Extract and list every line that contains the word "через".

**Data supplied**
────────────────

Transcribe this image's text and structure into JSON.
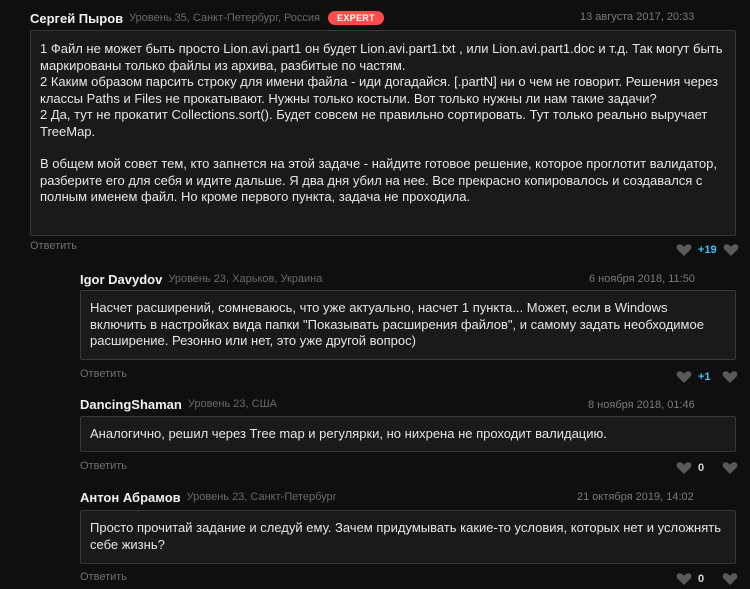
{
  "colors": {
    "background": "#0f0f0f",
    "panel": "#1a1a1a",
    "border": "#3a3a3a",
    "expert_badge": "#ff4b4b",
    "positive_score": "#3fc3ff"
  },
  "comments": [
    {
      "author": "Сергей Пыров",
      "meta": "Уровень 35, Санкт-Петербург, Россия",
      "badge": "EXPERT",
      "date": "13 августа 2017, 20:33",
      "lines": [
        "1 Файл не может быть просто Lion.avi.part1 он будет Lion.avi.part1.txt , или Lion.avi.part1.doc и т.д. Так могут быть маркированы только файлы из архива, разбитые по частям.",
        "2 Каким образом парсить строку для имени файла - иди догадайся. [.partN] ни о чем не говорит. Решения через классы Paths и Files не прокатывают. Нужны только костыли. Вот только нужны ли нам такие задачи?",
        "2 Да, тут не прокатит Collections.sort(). Будет совсем не правильно сортировать. Тут только реально выручает TreeMap.",
        "В общем мой совет тем, кто запнется на этой задаче - найдите готовое решение, которое проглотит валидатор, разберите его для себя и идите дальше. Я два дня убил на нее. Все прекрасно копировалось и создавался с полным именем файл. Но кроме первого пункта, задача не проходила."
      ],
      "reply_label": "Ответить",
      "score": "+19"
    },
    {
      "author": "Igor Davydov",
      "meta": "Уровень 23, Харьков, Украина",
      "date": "6 ноября 2018, 11:50",
      "lines": [
        "Насчет расширений, сомневаюсь, что уже актуально, насчет 1 пункта... Может, если в Windows включить в настройках вида папки \"Показывать расширения файлов\", и самому задать необходимое расширение. Резонно или нет, это уже другой вопрос)"
      ],
      "reply_label": "Ответить",
      "score": "+1"
    },
    {
      "author": "DancingShaman",
      "meta": "Уровень 23, США",
      "date": "8 ноября 2018, 01:46",
      "lines": [
        "Аналогично, решил через Tree map и регулярки, но нихрена не проходит валидацию."
      ],
      "reply_label": "Ответить",
      "score": "0"
    },
    {
      "author": "Антон Абрамов",
      "meta": "Уровень 23, Санкт-Петербург",
      "date": "21 октября 2019, 14:02",
      "lines": [
        "Просто прочитай задание и следуй ему. Зачем придумывать какие-то условия, которых нет и усложнять себе жизнь?"
      ],
      "reply_label": "Ответить",
      "score": "0"
    }
  ]
}
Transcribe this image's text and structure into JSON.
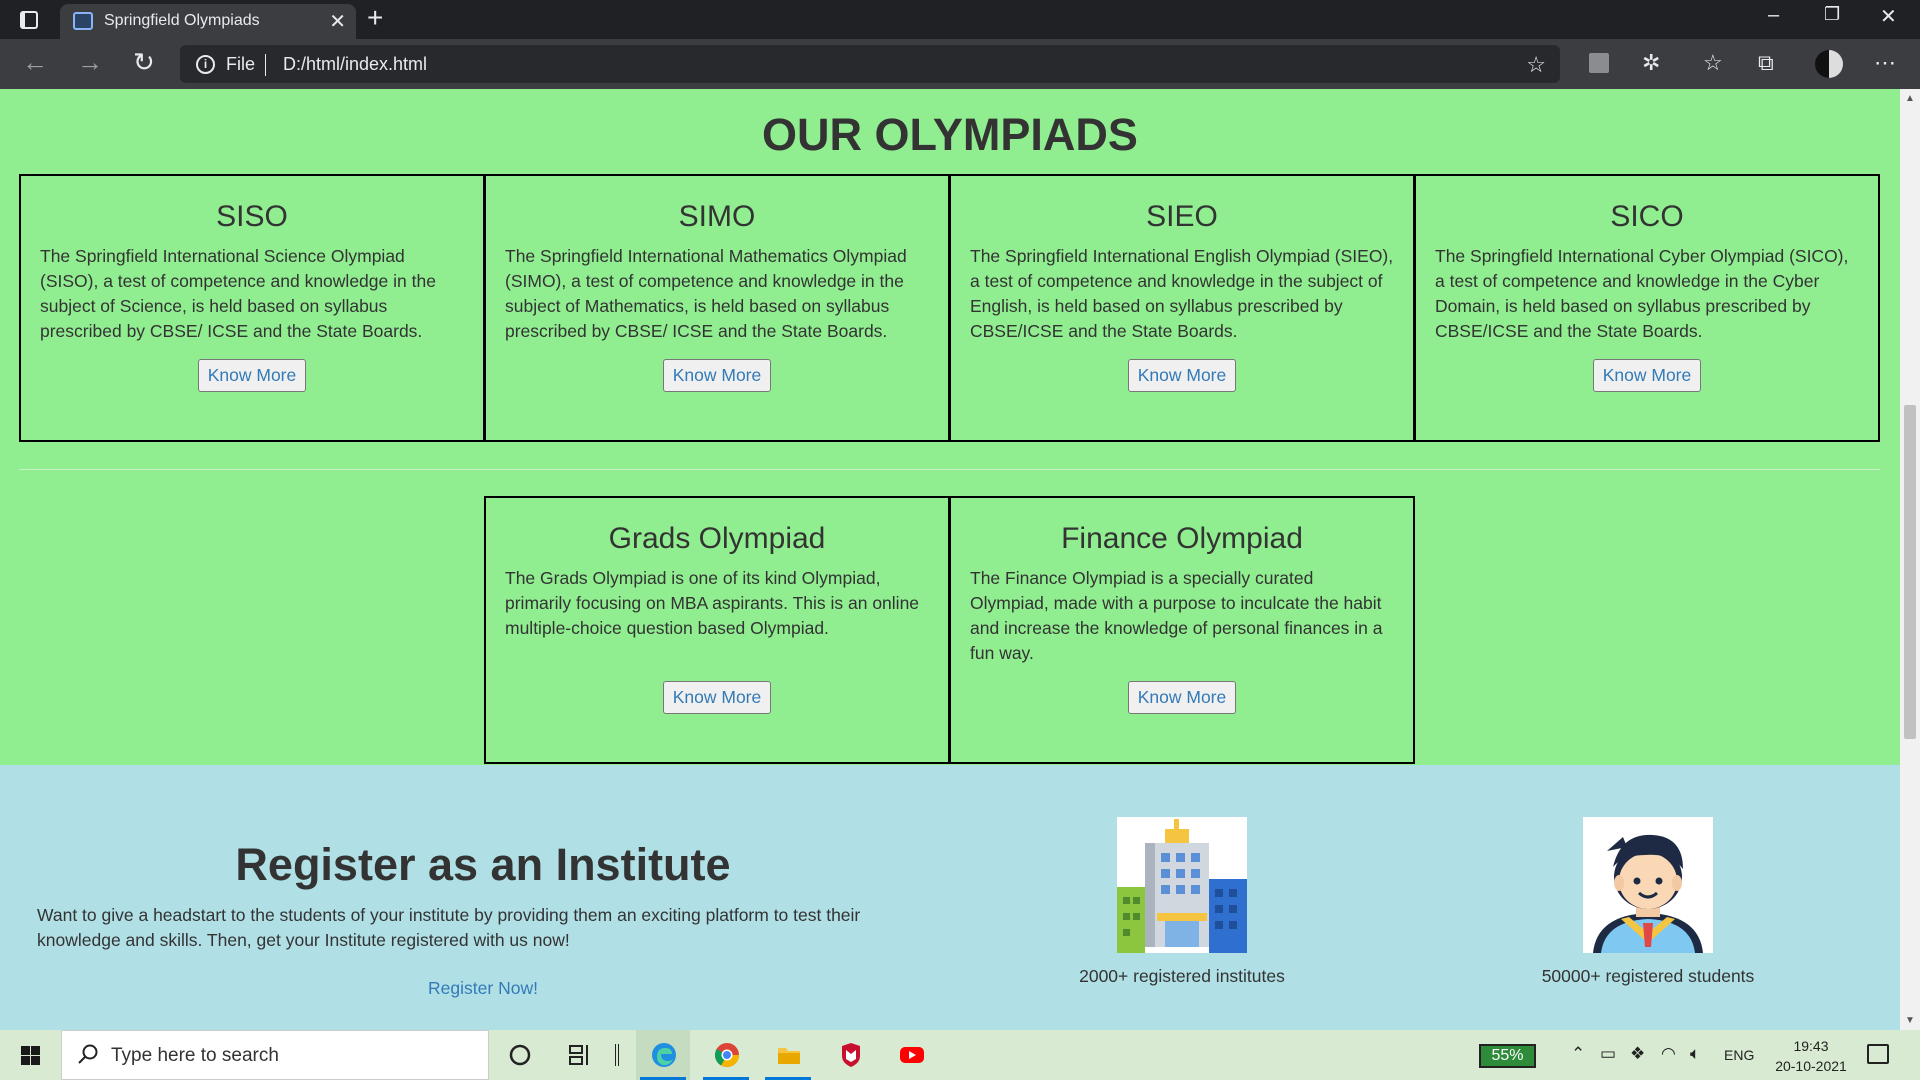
{
  "browser": {
    "tab_title": "Springfield Olympiads",
    "tab_close": "✕",
    "new_tab": "+",
    "omnibox_scheme": "File",
    "omnibox_url": "D:/html/index.html",
    "window_controls": {
      "minimize": "–",
      "restore": "❐",
      "close": "✕"
    }
  },
  "olympiads": {
    "title": "OUR OLYMPIADS",
    "button_label": "Know More",
    "cards": [
      {
        "name": "SISO",
        "description": "The Springfield International Science Olympiad (SISO), a test of competence and knowledge in the subject of Science, is held based on syllabus prescribed by CBSE/ ICSE and the State Boards."
      },
      {
        "name": "SIMO",
        "description": "The Springfield International Mathematics Olympiad (SIMO), a test of competence and knowledge in the subject of Mathematics, is held based on syllabus prescribed by CBSE/ ICSE and the State Boards."
      },
      {
        "name": "SIEO",
        "description": "The Springfield International English Olympiad (SIEO), a test of competence and knowledge in the subject of English, is held based on syllabus prescribed by CBSE/ICSE and the State Boards."
      },
      {
        "name": "SICO",
        "description": "The Springfield International Cyber Olympiad (SICO), a test of competence and knowledge in the Cyber Domain, is held based on syllabus prescribed by CBSE/ICSE and the State Boards."
      },
      {
        "name": "Grads Olympiad",
        "description": "The Grads Olympiad is one of its kind Olympiad, primarily focusing on MBA aspirants. This is an online multiple-choice question based Olympiad."
      },
      {
        "name": "Finance Olympiad",
        "description": "The Finance Olympiad is a specially curated Olympiad, made with a purpose to inculcate the habit and increase the knowledge of personal finances in a fun way."
      }
    ]
  },
  "register": {
    "title": "Register as an Institute",
    "text": "Want to give a headstart to the students of your institute by providing them an exciting platform to test their knowledge and skills. Then, get your Institute registered with us now!",
    "link": "Register Now!",
    "stats": [
      {
        "label": "2000+ registered institutes",
        "icon": "building-icon"
      },
      {
        "label": "50000+ registered students",
        "icon": "student-icon"
      }
    ]
  },
  "taskbar": {
    "search_placeholder": "Type here to search",
    "battery_percent": "55%",
    "language": "ENG",
    "time": "19:43",
    "date": "20-10-2021"
  },
  "colors": {
    "olympiad_bg": "#90ee90",
    "register_bg": "#b0e0e6",
    "link": "#337ab7",
    "browser_dark": "#202124",
    "taskbar_bg": "#d9ead3"
  }
}
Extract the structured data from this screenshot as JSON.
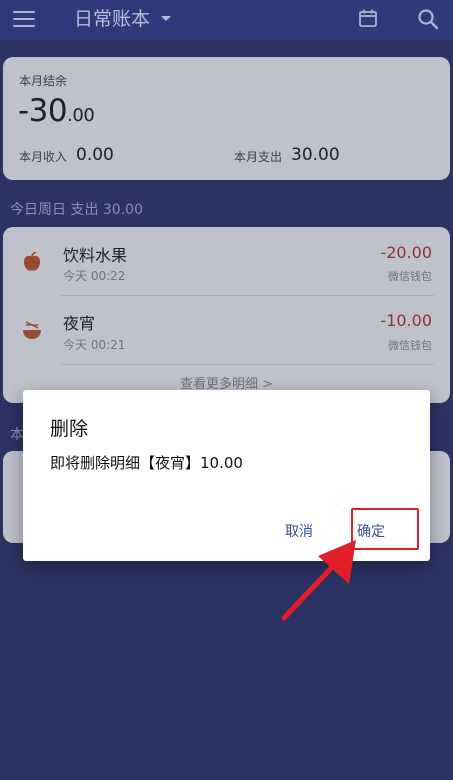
{
  "appbar": {
    "title": "日常账本"
  },
  "summary": {
    "label": "本月结余",
    "balance_main": "-30",
    "balance_decimal": ".00",
    "income_label": "本月收入",
    "income_value": "0.00",
    "expense_label": "本月支出",
    "expense_value": "30.00"
  },
  "today": {
    "header": "今日周日 支出 30.00",
    "items": [
      {
        "name": "饮料水果",
        "time": "今天 00:22",
        "amount": "-20.00",
        "account": "微信钱包",
        "icon": "apple-icon"
      },
      {
        "name": "夜宵",
        "time": "今天 00:21",
        "amount": "-10.00",
        "account": "微信钱包",
        "icon": "noodle-bowl-icon"
      }
    ],
    "more_link": "查看更多明细 >"
  },
  "partial_section_header": "本",
  "dialog": {
    "title": "删除",
    "message": "即将删除明细【夜宵】10.00",
    "cancel_label": "取消",
    "confirm_label": "确定"
  },
  "colors": {
    "background": "#2b3363",
    "appbar": "#2e3a7a",
    "expense_red": "#8e2f33",
    "dialog_button": "#3a4f8c",
    "annotation_red": "#e21e2a"
  }
}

────────────────

**Finished exercise**
        "2 Каким образом парсить строку для имени файла - иди догадайся. [.partN] ни о чем не говорит. Решения через классы Paths и Files не прокатывают. Нужны только костыли. Вот только нужны ли нам такие задачи?",
        "Аналогично, решил через Tree map и регулярки, но нихрена не проходит валидацию."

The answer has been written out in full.